(Extracted records)

———

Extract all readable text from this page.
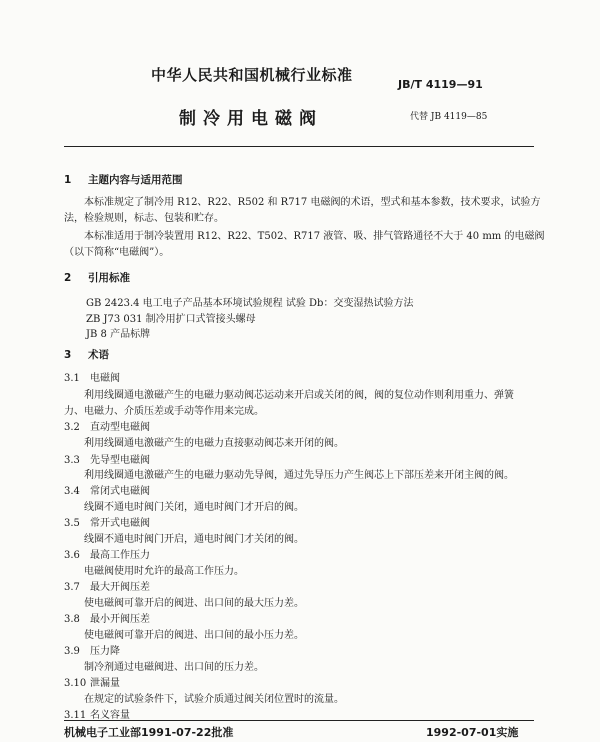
中华人民共和国机械行业标准
JB/T 4119—91
制冷用电磁阀	代替 JB 4119—85
1 主题内容与适用范围
本标准规定了制冷用 R12、R22、R502 和 R717 电磁阀的术语，型式和基本参数，技术要求，试验方
法，检验规则，标志、包装和贮存。
本标准适用于制冷装置用 R12、R22、T502、R717 液管、吸、排气管路通径不大于 40 mm 的电磁阀
（以下简称“电磁阀”）。
2 引用标准
GB 2423.4 电工电子产品基本环境试验规程 试验 Db：交变湿热试验方法
ZB J73 031 制冷用扩口式管接头螺母
JB 8 产品标牌
3 术语
3.1 电磁阀
利用线圈通电激磁产生的电磁力驱动阀芯运动来开启或关闭的阀，阀的复位动作则利用重力、弹簧
力、电磁力、介质压差或手动等作用来完成。
3.2 直动型电磁阀
利用线圈通电激磁产生的电磁力直接驱动阀芯来开闭的阀。
3.3 先导型电磁阀
利用线圈通电激磁产生的电磁力驱动先导阀，通过先导压力产生阀芯上下部压差来开闭主阀的阀。
3.4 常闭式电磁阀
线圈不通电时阀门关闭，通电时阀门才开启的阀。
3.5 常开式电磁阀
线圈不通电时阀门开启，通电时阀门才关闭的阀。
3.6 最高工作压力
电磁阀使用时允许的最高工作压力。
3.7 最大开阀压差
使电磁阀可靠开启的阀进、出口间的最大压力差。
3.8 最小开阀压差
使电磁阀可靠开启的阀进、出口间的最小压力差。
3.9 压力降
制冷剂通过电磁阀进、出口间的压力差。
3.10 泄漏量
在规定的试验条件下，试验介质通过阀关闭位置时的流量。
3.11 名义容量
机械电子工业部1991-07-22批准	1992-07-01实施
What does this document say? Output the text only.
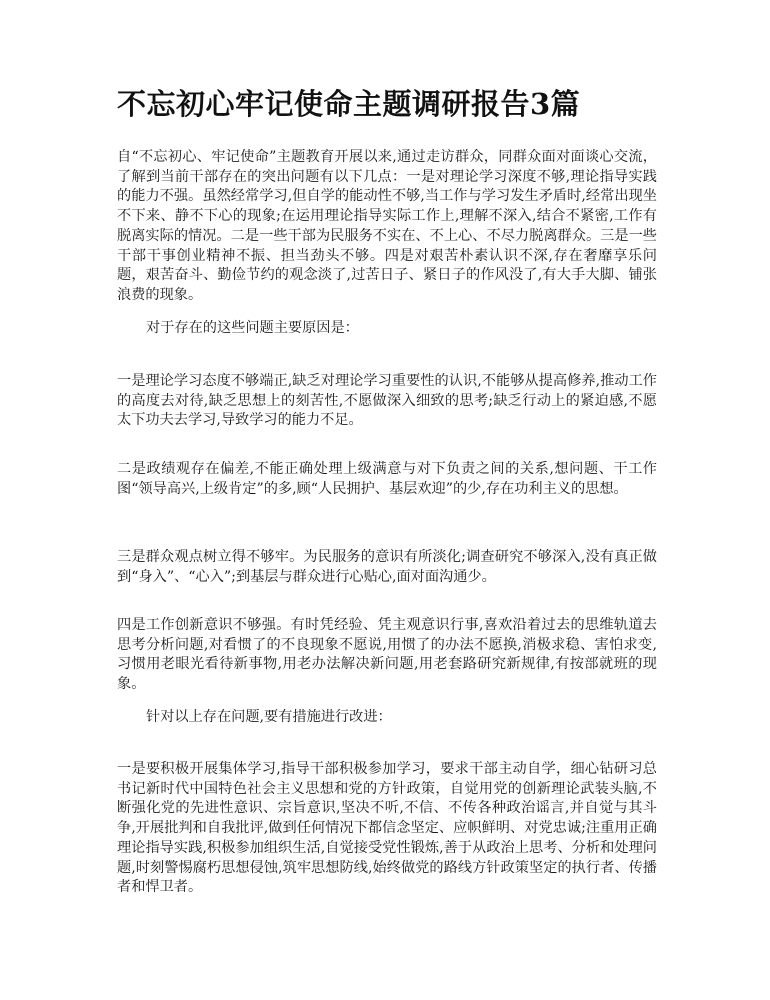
不忘初心牢记使命主题调研报告3篇

自“不忘初心、牢记使命”主题教育开展以来,通过走访群众，同群众面对面谈心交流，了解到当前干部存在的突出问题有以下几点：一是对理论学习深度不够,理论指导实践的能力不强。虽然经常学习,但自学的能动性不够,当工作与学习发生矛盾时,经常出现坐不下来、静不下心的现象;在运用理论指导实际工作上,理解不深入,结合不紧密,工作有脱离实际的情况。二是一些干部为民服务不实在、不上心、不尽力脱离群众。三是一些干部干事创业精神不振、担当劲头不够。四是对艰苦朴素认识不深,存在奢靡享乐问题，艰苦奋斗、勤俭节约的观念淡了,过苦日子、紧日子的作风没了,有大手大脚、铺张浪费的现象。

对于存在的这些问题主要原因是：

一是理论学习态度不够端正,缺乏对理论学习重要性的认识,不能够从提高修养,推动工作的高度去对待,缺乏思想上的刻苦性,不愿做深入细致的思考;缺乏行动上的紧迫感,不愿太下功夫去学习,导致学习的能力不足。

二是政绩观存在偏差,不能正确处理上级满意与对下负责之间的关系,想问题、干工作图“领导高兴,上级肯定”的多,顾“人民拥护、基层欢迎”的少,存在功利主义的思想。

三是群众观点树立得不够牢。为民服务的意识有所淡化;调查研究不够深入,没有真正做到“身入”、“心入”;到基层与群众进行心贴心,面对面沟通少。

四是工作创新意识不够强。有时凭经验、凭主观意识行事,喜欢沿着过去的思维轨道去思考分析问题,对看惯了的不良现象不愿说,用惯了的办法不愿换,消极求稳、害怕求变,习惯用老眼光看待新事物,用老办法解决新问题,用老套路研究新规律,有按部就班的现象。

针对以上存在问题,要有措施进行改进：

一是要积极开展集体学习,指导干部积极参加学习，要求干部主动自学，细心钻研习总书记新时代中国特色社会主义思想和党的方针政策，自觉用党的创新理论武装头脑,不断强化党的先进性意识、宗旨意识,坚决不听,不信、不传各种政治谣言,并自觉与其斗争,开展批判和自我批评,做到任何情况下都信念坚定、应帜鲜明、对党忠诚;注重用正确理论指导实践,积极参加组织生活,自觉接受党性锻炼,善于从政治上思考、分析和处理问题,时刻警惕腐朽思想侵蚀,筑牢思想防线,始终做党的路线方针政策坚定的执行者、传播者和悍卫者。
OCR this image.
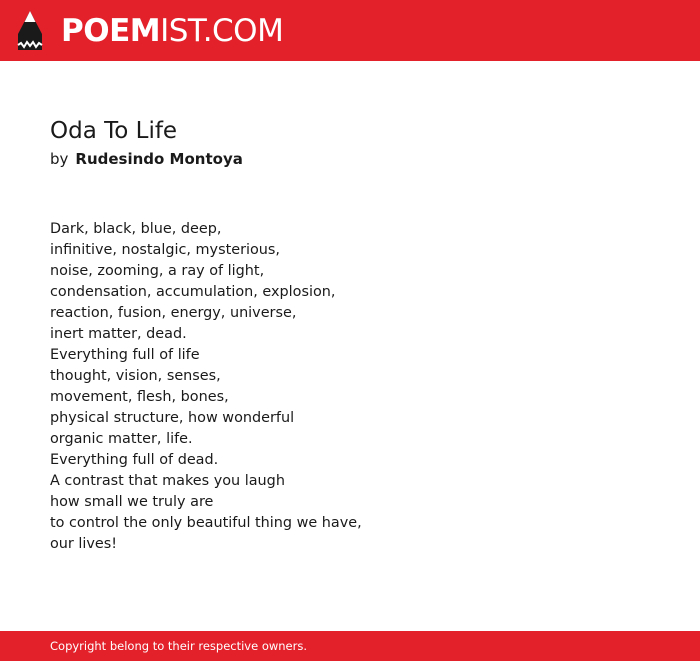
POEMIST.COM
Oda To Life
by Rudesindo Montoya
Dark, black, blue, deep,
infinitive, nostalgic, mysterious,
noise, zooming, a ray of light,
condensation, accumulation, explosion,
reaction, fusion, energy, universe,
inert matter, dead.
Everything full of life
thought, vision, senses,
movement, flesh, bones,
physical structure, how wonderful
organic matter, life.
Everything full of dead.
A contrast that makes you laugh
how small we truly are
to control the only beautiful thing we have,
our lives!
Copyright belong to their respective owners.
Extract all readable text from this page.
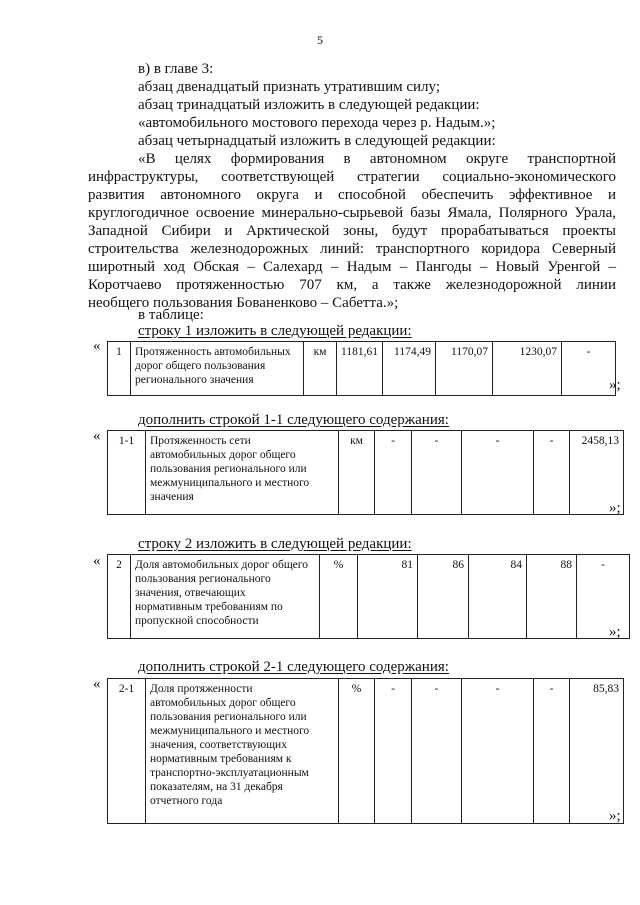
5
в) в главе 3:
абзац двенадцатый признать утратившим силу;
абзац тринадцатый изложить в следующей редакции:
«автомобильного мостового перехода через р. Надым.»;
абзац четырнадцатый изложить в следующей редакции:
«В целях формирования в автономном округе транспортной
инфраструктуры, соответствующей стратегии социально-экономического
развития автономного округа и способной обеспечить эффективное и
круглогодичное освоение минерально-сырьевой базы Ямала, Полярного Урала,
Западной Сибири и Арктической зоны, будут прорабатываться проекты
строительства железнодорожных линий: транспортного коридора Северный
широтный ход Обская – Салехард – Надым – Пангоды – Новый Уренгой –
Коротчаево протяженностью 707 км, а также железнодорожной линии
необщего пользования Бованенково – Сабетта.»;
в таблице:
строку 1 изложить в следующей редакции:
« 1	Протяженность автомобильных
дорог общего пользования
регионального значения
	км	1181,61	1174,49	1170,07	1230,07	-
»;
дополнить строкой 1-1 следующего содержания:
« 1-1	Протяженность сети
автомобильных дорог общего
пользования регионального или
межмуниципального и местного
значения
	км	-	-	-	-	2458,13
»;
строку 2 изложить в следующей редакции:
« 2	Доля автомобильных дорог общего
пользования регионального
значения, отвечающих
нормативным требованиям по
пропускной способности
	%	81	86	84	88	-
»;
дополнить строкой 2-1 следующего содержания:
« 2-1	Доля протяженности
автомобильных дорог общего
пользования регионального или
межмуниципального и местного
значения, соответствующих
нормативным требованиям к
транспортно-эксплуатационным
показателям, на 31 декабря
отчетного года
	%	-	-	-	-	85,83
»;
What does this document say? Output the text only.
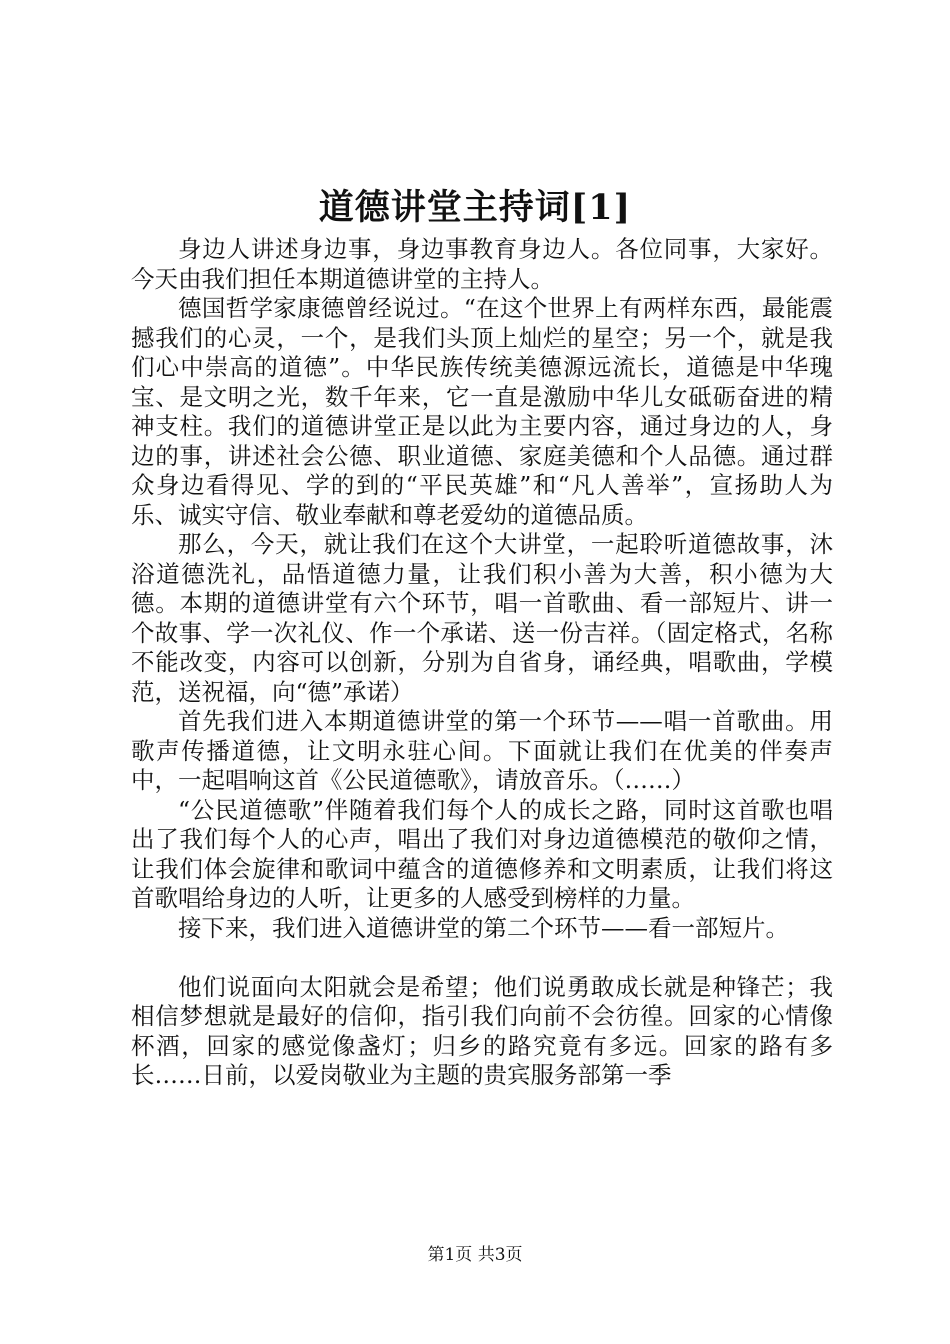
道德讲堂主持词[1]

身边人讲述身边事，身边事教育身边人。各位同事，大家好。今天由我们担任本期道德讲堂的主持人。

德国哲学家康德曾经说过。“在这个世界上有两样东西，最能震撼我们的心灵，一个，是我们头顶上灿烂的星空；另一个，就是我们心中崇高的道德”。中华民族传统美德源远流长，道德是中华瑰宝、是文明之光，数千年来，它一直是激励中华儿女砥砺奋进的精神支柱。我们的道德讲堂正是以此为主要内容，通过身边的人，身边的事，讲述社会公德、职业道德、家庭美德和个人品德。通过群众身边看得见、学的到的“平民英雄”和“凡人善举”，宣扬助人为乐、诚实守信、敬业奉献和尊老爱幼的道德品质。

那么，今天，就让我们在这个大讲堂，一起聆听道德故事，沐浴道德洗礼，品悟道德力量，让我们积小善为大善，积小德为大德。本期的道德讲堂有六个环节，唱一首歌曲、看一部短片、讲一个故事、学一次礼仪、作一个承诺、送一份吉祥。（固定格式，名称不能改变，内容可以创新，分别为自省身，诵经典，唱歌曲，学模范，送祝福，向“德”承诺）

首先我们进入本期道德讲堂的第一个环节——唱一首歌曲。用歌声传播道德，让文明永驻心间。下面就让我们在优美的伴奏声中，一起唱响这首《公民道德歌》，请放音乐。（……）

“公民道德歌”伴随着我们每个人的成长之路，同时这首歌也唱出了我们每个人的心声，唱出了我们对身边道德模范的敬仰之情，让我们体会旋律和歌词中蕴含的道德修养和文明素质，让我们将这首歌唱给身边的人听，让更多的人感受到榜样的力量。

接下来，我们进入道德讲堂的第二个环节——看一部短片。

他们说面向太阳就会是希望；他们说勇敢成长就是种锋芒；我相信梦想就是最好的信仰，指引我们向前不会彷徨。回家的心情像杯酒，回家的感觉像盏灯；归乡的路究竟有多远。回家的路有多长……日前，以爱岗敬业为主题的贵宾服务部第一季

第1页 共3页
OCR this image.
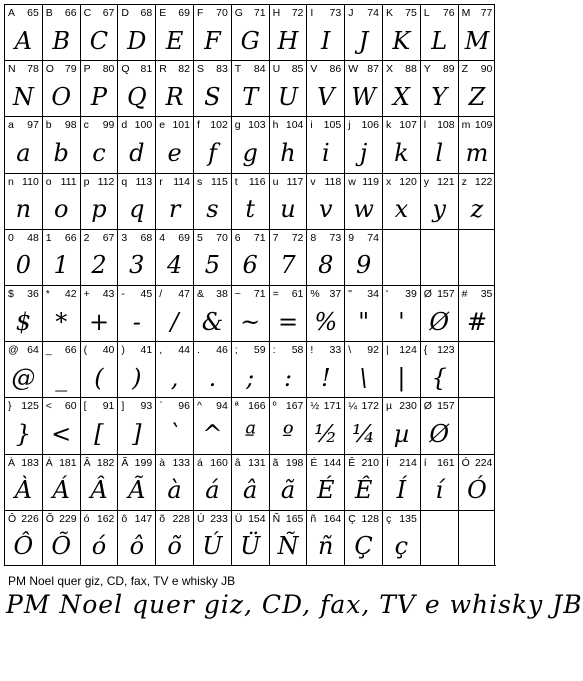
A 65
A
B 66
B
C 67
C
D 68
D
E 69
E
F 70
F
G 71
G
H 72
H
I 73
I
J 74
J
K 75
K
L 76
L
M 77
M
N 78
N
O 79
O
P 80
P
Q 81
Q
R 82
R
S 83
S
T 84
T
U 85
U
V 86
V
W 87
W
X 88
X
Y 89
Y
Z 90
Z
a 97
a
b 98
b
c 99
c
d 100
d
e 101
e
f 102
f
g 103
g
h 104
h
i 105
i
j 106
j
k 107
k
l 108
l
m 109
m
n 110
n
o 111
o
p 112
p
q 113
q
r 114
r
s 115
s
t 116
t
u 117
u
v 118
v
w 119
w
x 120
x
y 121
y
z 122
z
0 48
0
1 66
1
2 67
2
3 68
3
4 69
4
5 70
5
6 71
6
7 72
7
8 73
8
9 74
9
$ 36
$
* 42
*
+ 43
+
- 45
-
/ 47
/
& 38
&
~ 71
~
= 61
=
% 37
%
" 34
"
' 39
'
Ø 157
Ø
# 35
#
@ 64
@
_ 66
_
( 40
(
) 41
)
, 44
,
. 46
.
; 59
;
: 58
:
! 33
!
\ 92
\
| 124
|
{ 123
{
} 125
}
< 60
<
[ 91
[
] 93
]
` 96
`
^ 94
^
ª 166
ª
º 167
º
½ 171
½
¼ 172
¼
µ 230
µ
Ø 157
Ø
À 183
À
Á 181
Á
Â 182
Â
Ã 199
Ã
à 133
à
á 160
á
â 131
â
ã 198
ã
É 144
É
Ê 210
Ê
Í 214
Í
í 161
í
Ó 224
Ó
Ô 226
Ô
Õ 229
Õ
ó 162
ó
ô 147
ô
õ 228
õ
Ú 233
Ú
Ü 154
Ü
Ñ 165
Ñ
ñ 164
ñ
Ç 128
Ç
ç 135
ç
PM Noel quer giz, CD, fax, TV e whisky JB
PM Noel quer giz, CD, fax, TV e whisky JB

———

### GIVEN TASK:
Look through the entries above; copy every line holding the string "дорог".

### RESPONSE TO THE EXERCISE:
дорог общего пользования
автомобильных дорог общего
« 2	Доля автомобильных дорог общего
автомобильных дорог общего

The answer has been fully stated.